TASK REQUIREMENTS | Of the lines below, count those containing the word "text". Reply with the number alone.
========================================================================
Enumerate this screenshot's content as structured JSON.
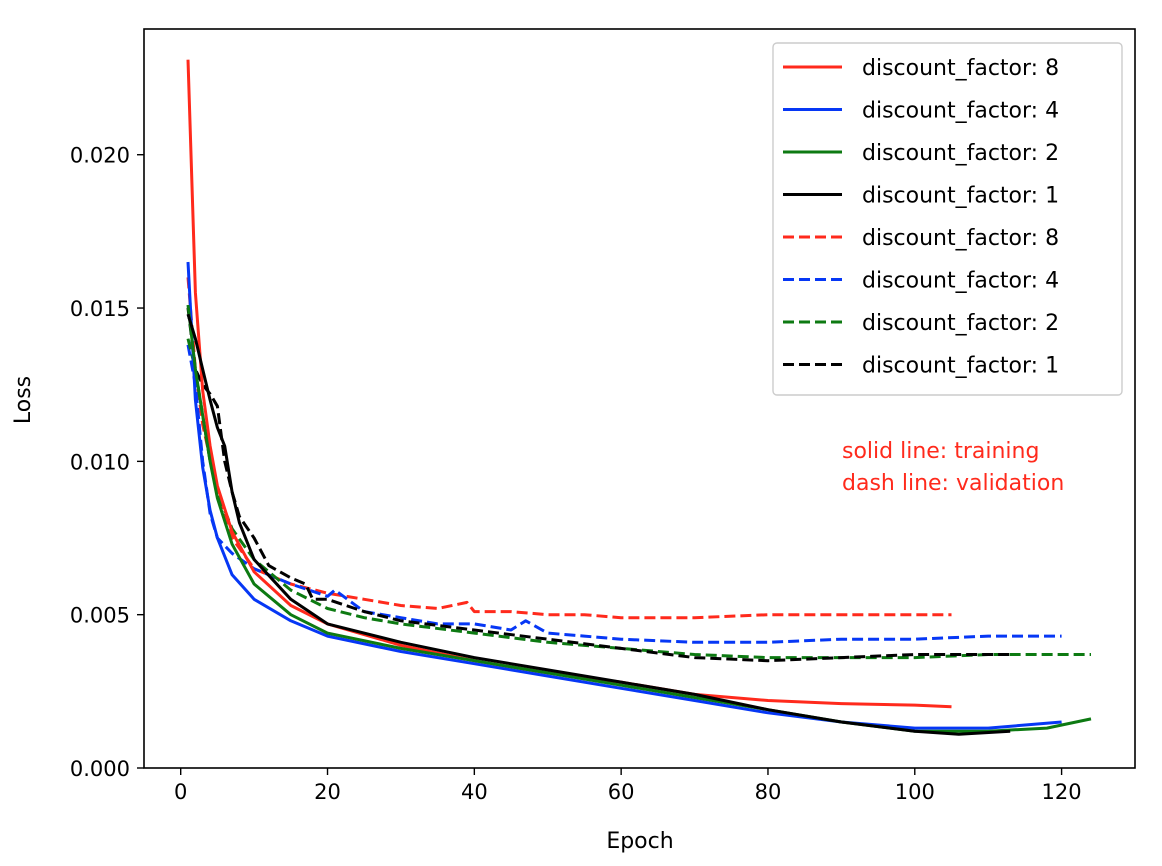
{
  "chart_data": {
    "type": "line",
    "title": "",
    "xlabel": "Epoch",
    "ylabel": "Loss",
    "xlim": [
      -5,
      130
    ],
    "ylim": [
      0,
      0.0241
    ],
    "xticks": [
      0,
      20,
      40,
      60,
      80,
      100,
      120
    ],
    "xtick_labels": [
      "0",
      "20",
      "40",
      "60",
      "80",
      "100",
      "120"
    ],
    "yticks": [
      0,
      0.005,
      0.01,
      0.015,
      0.02
    ],
    "ytick_labels": [
      "0.000",
      "0.005",
      "0.010",
      "0.015",
      "0.020"
    ],
    "grid": false,
    "legend_position": "top-right",
    "annotations": [
      {
        "text": "solid line: training",
        "color": "#ff2a1c"
      },
      {
        "text": "dash line: validation",
        "color": "#ff2a1c"
      }
    ],
    "series": [
      {
        "name": "discount_factor: 8",
        "color": "#ff2a1c",
        "style": "solid",
        "points": [
          [
            1,
            0.0231
          ],
          [
            2,
            0.0155
          ],
          [
            3,
            0.0123
          ],
          [
            4,
            0.0105
          ],
          [
            5,
            0.0092
          ],
          [
            7,
            0.0077
          ],
          [
            10,
            0.0064
          ],
          [
            15,
            0.0053
          ],
          [
            20,
            0.0047
          ],
          [
            30,
            0.004
          ],
          [
            40,
            0.0035
          ],
          [
            50,
            0.0031
          ],
          [
            60,
            0.0028
          ],
          [
            70,
            0.0024
          ],
          [
            80,
            0.0022
          ],
          [
            90,
            0.0021
          ],
          [
            100,
            0.00205
          ],
          [
            105,
            0.002
          ]
        ]
      },
      {
        "name": "discount_factor: 4",
        "color": "#0637f5",
        "style": "solid",
        "points": [
          [
            1,
            0.0165
          ],
          [
            2,
            0.012
          ],
          [
            3,
            0.0098
          ],
          [
            4,
            0.0084
          ],
          [
            5,
            0.0075
          ],
          [
            7,
            0.0063
          ],
          [
            10,
            0.0055
          ],
          [
            15,
            0.0048
          ],
          [
            20,
            0.0043
          ],
          [
            30,
            0.0038
          ],
          [
            40,
            0.0034
          ],
          [
            50,
            0.003
          ],
          [
            60,
            0.0026
          ],
          [
            70,
            0.0022
          ],
          [
            80,
            0.0018
          ],
          [
            90,
            0.0015
          ],
          [
            100,
            0.0013
          ],
          [
            110,
            0.0013
          ],
          [
            120,
            0.0015
          ]
        ]
      },
      {
        "name": "discount_factor: 2",
        "color": "#0d7a12",
        "style": "solid",
        "points": [
          [
            1,
            0.0151
          ],
          [
            2,
            0.013
          ],
          [
            3,
            0.0115
          ],
          [
            4,
            0.01
          ],
          [
            5,
            0.0088
          ],
          [
            7,
            0.0073
          ],
          [
            10,
            0.006
          ],
          [
            15,
            0.005
          ],
          [
            20,
            0.0044
          ],
          [
            30,
            0.0039
          ],
          [
            40,
            0.0035
          ],
          [
            50,
            0.0031
          ],
          [
            60,
            0.0027
          ],
          [
            70,
            0.0023
          ],
          [
            80,
            0.0019
          ],
          [
            90,
            0.0015
          ],
          [
            100,
            0.0012
          ],
          [
            110,
            0.0012
          ],
          [
            118,
            0.0013
          ],
          [
            124,
            0.0016
          ]
        ]
      },
      {
        "name": "discount_factor: 1",
        "color": "#000000",
        "style": "solid",
        "points": [
          [
            1,
            0.0148
          ],
          [
            2,
            0.014
          ],
          [
            3,
            0.013
          ],
          [
            4,
            0.012
          ],
          [
            5,
            0.0111
          ],
          [
            6,
            0.0105
          ],
          [
            7,
            0.009
          ],
          [
            8,
            0.008
          ],
          [
            10,
            0.0068
          ],
          [
            15,
            0.0055
          ],
          [
            20,
            0.0047
          ],
          [
            30,
            0.0041
          ],
          [
            40,
            0.0036
          ],
          [
            50,
            0.0032
          ],
          [
            60,
            0.0028
          ],
          [
            70,
            0.0024
          ],
          [
            80,
            0.0019
          ],
          [
            90,
            0.0015
          ],
          [
            100,
            0.0012
          ],
          [
            106,
            0.0011
          ],
          [
            113,
            0.0012
          ]
        ]
      },
      {
        "name": "discount_factor: 8",
        "color": "#ff2a1c",
        "style": "dashed",
        "points": [
          [
            1,
            0.016
          ],
          [
            2,
            0.013
          ],
          [
            3,
            0.0112
          ],
          [
            5,
            0.009
          ],
          [
            7,
            0.0075
          ],
          [
            10,
            0.0065
          ],
          [
            15,
            0.006
          ],
          [
            20,
            0.0057
          ],
          [
            25,
            0.0055
          ],
          [
            30,
            0.0053
          ],
          [
            35,
            0.0052
          ],
          [
            39,
            0.0054
          ],
          [
            40,
            0.0051
          ],
          [
            45,
            0.0051
          ],
          [
            50,
            0.005
          ],
          [
            55,
            0.005
          ],
          [
            60,
            0.0049
          ],
          [
            70,
            0.0049
          ],
          [
            80,
            0.005
          ],
          [
            90,
            0.005
          ],
          [
            100,
            0.005
          ],
          [
            105,
            0.005
          ]
        ]
      },
      {
        "name": "discount_factor: 4",
        "color": "#0637f5",
        "style": "dashed",
        "points": [
          [
            1,
            0.0138
          ],
          [
            2,
            0.0125
          ],
          [
            3,
            0.01
          ],
          [
            4,
            0.0083
          ],
          [
            5,
            0.0075
          ],
          [
            7,
            0.007
          ],
          [
            10,
            0.0065
          ],
          [
            15,
            0.006
          ],
          [
            20,
            0.0056
          ],
          [
            21,
            0.0058
          ],
          [
            25,
            0.0051
          ],
          [
            30,
            0.0049
          ],
          [
            35,
            0.0047
          ],
          [
            40,
            0.0047
          ],
          [
            45,
            0.0045
          ],
          [
            47,
            0.0048
          ],
          [
            50,
            0.0044
          ],
          [
            55,
            0.0043
          ],
          [
            60,
            0.0042
          ],
          [
            70,
            0.0041
          ],
          [
            80,
            0.0041
          ],
          [
            90,
            0.0042
          ],
          [
            100,
            0.0042
          ],
          [
            110,
            0.0043
          ],
          [
            120,
            0.0043
          ]
        ]
      },
      {
        "name": "discount_factor: 2",
        "color": "#0d7a12",
        "style": "dashed",
        "points": [
          [
            1,
            0.014
          ],
          [
            2,
            0.013
          ],
          [
            3,
            0.0115
          ],
          [
            4,
            0.01
          ],
          [
            5,
            0.009
          ],
          [
            7,
            0.0078
          ],
          [
            10,
            0.0068
          ],
          [
            15,
            0.0058
          ],
          [
            20,
            0.0052
          ],
          [
            25,
            0.0049
          ],
          [
            30,
            0.0047
          ],
          [
            40,
            0.0044
          ],
          [
            50,
            0.0041
          ],
          [
            60,
            0.0039
          ],
          [
            70,
            0.0037
          ],
          [
            80,
            0.0036
          ],
          [
            90,
            0.0036
          ],
          [
            100,
            0.0036
          ],
          [
            110,
            0.0037
          ],
          [
            120,
            0.0037
          ],
          [
            124,
            0.0037
          ]
        ]
      },
      {
        "name": "discount_factor: 1",
        "color": "#000000",
        "style": "dashed",
        "points": [
          [
            1,
            0.015
          ],
          [
            2,
            0.013
          ],
          [
            3,
            0.0125
          ],
          [
            4,
            0.0122
          ],
          [
            5,
            0.0118
          ],
          [
            6,
            0.01
          ],
          [
            7,
            0.009
          ],
          [
            8,
            0.0082
          ],
          [
            10,
            0.0075
          ],
          [
            12,
            0.0066
          ],
          [
            15,
            0.0062
          ],
          [
            17,
            0.006
          ],
          [
            18,
            0.0055
          ],
          [
            20,
            0.0055
          ],
          [
            25,
            0.0051
          ],
          [
            30,
            0.0048
          ],
          [
            40,
            0.0045
          ],
          [
            50,
            0.0042
          ],
          [
            60,
            0.0039
          ],
          [
            70,
            0.0036
          ],
          [
            80,
            0.0035
          ],
          [
            90,
            0.0036
          ],
          [
            100,
            0.0037
          ],
          [
            110,
            0.0037
          ],
          [
            113,
            0.0037
          ]
        ]
      }
    ]
  }
}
========================================================================
FINISHED EXERCISE | 2